◆ EXCERPTED RECORDS:

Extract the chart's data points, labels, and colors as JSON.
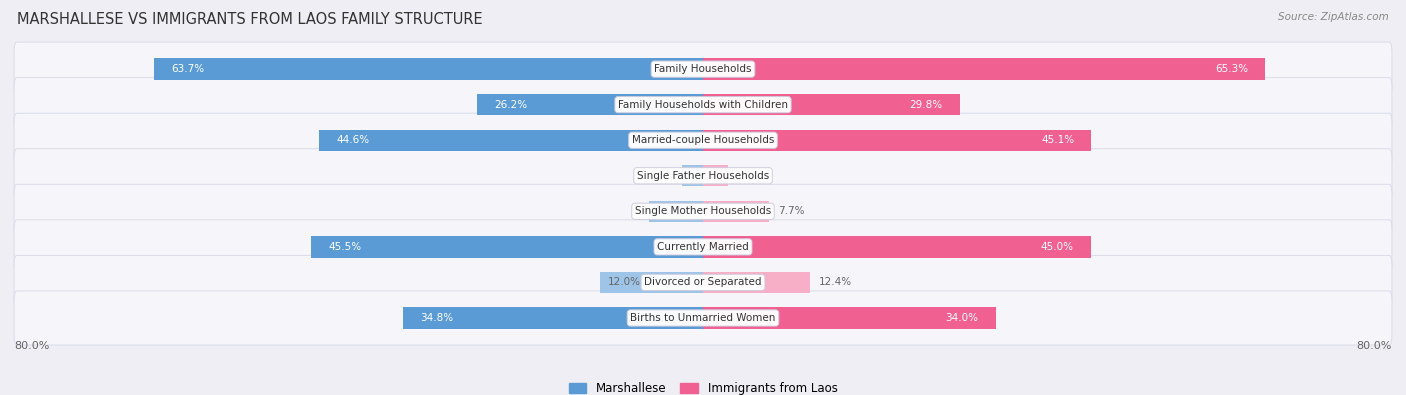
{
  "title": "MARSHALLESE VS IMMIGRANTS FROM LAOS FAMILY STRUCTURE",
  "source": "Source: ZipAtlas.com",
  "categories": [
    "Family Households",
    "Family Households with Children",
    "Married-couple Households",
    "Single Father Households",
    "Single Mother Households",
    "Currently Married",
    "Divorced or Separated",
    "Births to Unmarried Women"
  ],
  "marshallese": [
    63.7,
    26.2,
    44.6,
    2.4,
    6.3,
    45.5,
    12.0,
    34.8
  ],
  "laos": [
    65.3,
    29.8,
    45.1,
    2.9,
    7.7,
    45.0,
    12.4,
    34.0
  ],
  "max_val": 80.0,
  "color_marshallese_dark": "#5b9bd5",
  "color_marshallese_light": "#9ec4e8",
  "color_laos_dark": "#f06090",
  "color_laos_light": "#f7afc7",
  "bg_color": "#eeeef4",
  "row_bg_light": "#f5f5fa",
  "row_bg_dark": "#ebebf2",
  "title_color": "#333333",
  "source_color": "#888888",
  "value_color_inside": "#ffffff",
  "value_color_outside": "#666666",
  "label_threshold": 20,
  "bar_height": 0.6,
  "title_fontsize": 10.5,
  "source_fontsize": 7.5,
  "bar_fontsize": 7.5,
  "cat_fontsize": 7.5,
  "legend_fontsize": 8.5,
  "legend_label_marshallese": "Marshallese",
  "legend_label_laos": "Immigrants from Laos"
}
==
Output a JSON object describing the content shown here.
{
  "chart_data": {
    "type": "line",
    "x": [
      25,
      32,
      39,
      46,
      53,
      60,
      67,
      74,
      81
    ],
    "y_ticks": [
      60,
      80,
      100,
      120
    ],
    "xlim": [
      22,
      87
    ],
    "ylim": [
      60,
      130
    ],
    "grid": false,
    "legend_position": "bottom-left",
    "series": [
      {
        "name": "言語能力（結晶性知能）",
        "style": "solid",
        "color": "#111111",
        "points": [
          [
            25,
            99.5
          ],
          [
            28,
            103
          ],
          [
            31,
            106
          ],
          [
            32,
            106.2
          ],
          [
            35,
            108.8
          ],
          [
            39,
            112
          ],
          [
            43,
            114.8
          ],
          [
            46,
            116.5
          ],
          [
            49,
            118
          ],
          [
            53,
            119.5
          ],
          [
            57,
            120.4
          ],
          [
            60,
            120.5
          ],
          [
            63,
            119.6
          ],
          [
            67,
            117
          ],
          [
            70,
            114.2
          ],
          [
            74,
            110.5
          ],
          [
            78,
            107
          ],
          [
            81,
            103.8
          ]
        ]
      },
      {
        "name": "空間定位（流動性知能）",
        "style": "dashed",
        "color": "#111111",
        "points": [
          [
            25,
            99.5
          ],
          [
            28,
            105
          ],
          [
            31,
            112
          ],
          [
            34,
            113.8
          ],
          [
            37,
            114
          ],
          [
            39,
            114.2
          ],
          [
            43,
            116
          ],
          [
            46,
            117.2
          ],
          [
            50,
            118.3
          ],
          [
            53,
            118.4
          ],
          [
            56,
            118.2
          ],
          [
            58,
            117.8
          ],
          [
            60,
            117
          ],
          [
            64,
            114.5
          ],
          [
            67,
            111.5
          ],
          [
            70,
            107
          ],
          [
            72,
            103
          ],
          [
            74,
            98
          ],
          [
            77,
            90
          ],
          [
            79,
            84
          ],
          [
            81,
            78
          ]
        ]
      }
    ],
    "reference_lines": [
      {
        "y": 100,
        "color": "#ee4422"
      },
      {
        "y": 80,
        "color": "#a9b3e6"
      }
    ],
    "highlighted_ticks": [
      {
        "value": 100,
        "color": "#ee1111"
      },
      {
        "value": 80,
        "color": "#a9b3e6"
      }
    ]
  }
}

◆ WHAT THE TASK ASKS: List all lines where "JSON" occurs.

◆ COMPLETE RESPONSE:
Extract the chart's data points, labels, and colors as JSON.
Output a JSON object describing the content shown here.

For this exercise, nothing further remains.